---------- Dataset excerpts

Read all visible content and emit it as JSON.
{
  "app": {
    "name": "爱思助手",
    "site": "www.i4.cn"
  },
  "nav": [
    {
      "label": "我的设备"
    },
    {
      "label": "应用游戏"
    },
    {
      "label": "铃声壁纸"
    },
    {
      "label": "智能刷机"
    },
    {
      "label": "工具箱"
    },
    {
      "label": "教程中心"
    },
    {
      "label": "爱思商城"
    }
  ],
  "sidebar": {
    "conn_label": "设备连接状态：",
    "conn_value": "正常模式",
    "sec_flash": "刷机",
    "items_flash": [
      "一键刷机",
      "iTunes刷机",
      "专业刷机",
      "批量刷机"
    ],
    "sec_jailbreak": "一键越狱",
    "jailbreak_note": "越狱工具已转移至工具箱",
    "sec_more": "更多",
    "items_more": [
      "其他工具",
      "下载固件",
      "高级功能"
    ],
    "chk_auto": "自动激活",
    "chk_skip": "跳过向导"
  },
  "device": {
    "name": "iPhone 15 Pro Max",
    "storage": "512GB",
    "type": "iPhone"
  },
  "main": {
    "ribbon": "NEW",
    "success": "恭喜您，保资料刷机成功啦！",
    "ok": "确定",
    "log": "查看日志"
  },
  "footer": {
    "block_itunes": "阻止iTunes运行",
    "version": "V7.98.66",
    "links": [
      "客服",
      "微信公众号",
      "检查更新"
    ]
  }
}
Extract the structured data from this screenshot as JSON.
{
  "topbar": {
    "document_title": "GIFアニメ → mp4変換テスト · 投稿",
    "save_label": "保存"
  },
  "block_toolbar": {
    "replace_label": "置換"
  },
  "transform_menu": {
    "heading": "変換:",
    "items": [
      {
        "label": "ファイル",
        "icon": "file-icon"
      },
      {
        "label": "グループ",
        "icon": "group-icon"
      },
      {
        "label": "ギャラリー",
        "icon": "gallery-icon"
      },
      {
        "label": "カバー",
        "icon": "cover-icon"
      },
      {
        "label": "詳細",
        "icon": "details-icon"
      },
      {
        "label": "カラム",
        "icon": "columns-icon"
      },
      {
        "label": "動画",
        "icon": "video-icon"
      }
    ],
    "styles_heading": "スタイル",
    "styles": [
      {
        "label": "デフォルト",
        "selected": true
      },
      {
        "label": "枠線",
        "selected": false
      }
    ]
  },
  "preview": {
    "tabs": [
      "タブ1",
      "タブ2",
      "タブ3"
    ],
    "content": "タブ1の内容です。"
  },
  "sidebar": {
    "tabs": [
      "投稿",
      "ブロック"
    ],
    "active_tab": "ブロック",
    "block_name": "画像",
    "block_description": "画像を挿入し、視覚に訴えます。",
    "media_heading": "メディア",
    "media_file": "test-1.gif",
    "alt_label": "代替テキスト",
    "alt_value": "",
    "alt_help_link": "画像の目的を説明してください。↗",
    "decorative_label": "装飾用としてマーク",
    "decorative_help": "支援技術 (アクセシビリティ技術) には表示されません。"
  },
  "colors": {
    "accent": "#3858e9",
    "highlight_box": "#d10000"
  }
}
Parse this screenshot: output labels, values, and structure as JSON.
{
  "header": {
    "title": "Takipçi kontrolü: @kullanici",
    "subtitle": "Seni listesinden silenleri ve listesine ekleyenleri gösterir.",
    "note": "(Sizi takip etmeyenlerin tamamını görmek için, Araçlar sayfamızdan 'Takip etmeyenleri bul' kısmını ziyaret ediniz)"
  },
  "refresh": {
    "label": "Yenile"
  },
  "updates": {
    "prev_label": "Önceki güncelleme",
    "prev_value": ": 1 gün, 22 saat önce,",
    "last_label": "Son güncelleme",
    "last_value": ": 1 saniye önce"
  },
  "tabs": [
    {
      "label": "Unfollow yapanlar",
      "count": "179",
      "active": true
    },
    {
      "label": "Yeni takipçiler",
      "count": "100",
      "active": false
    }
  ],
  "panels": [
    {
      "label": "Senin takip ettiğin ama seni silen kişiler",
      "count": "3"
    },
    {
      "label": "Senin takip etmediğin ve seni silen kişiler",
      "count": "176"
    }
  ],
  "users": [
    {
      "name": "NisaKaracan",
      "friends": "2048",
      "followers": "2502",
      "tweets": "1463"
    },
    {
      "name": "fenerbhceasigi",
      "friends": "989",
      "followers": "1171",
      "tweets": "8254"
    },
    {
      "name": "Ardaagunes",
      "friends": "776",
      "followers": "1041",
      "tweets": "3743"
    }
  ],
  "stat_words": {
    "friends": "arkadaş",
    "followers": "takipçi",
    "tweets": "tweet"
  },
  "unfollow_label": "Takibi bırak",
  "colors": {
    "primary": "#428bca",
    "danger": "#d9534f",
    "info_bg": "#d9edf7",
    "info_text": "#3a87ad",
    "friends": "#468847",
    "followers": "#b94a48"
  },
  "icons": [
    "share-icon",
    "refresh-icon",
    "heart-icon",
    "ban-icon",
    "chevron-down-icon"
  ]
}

--------------------

- Task to carry out: Identify every line above with the string "güncelleme" in it. Copy those lines.

- Correct output:
    "prev_label": "Önceki güncelleme",
    "last_label": "Son güncelleme",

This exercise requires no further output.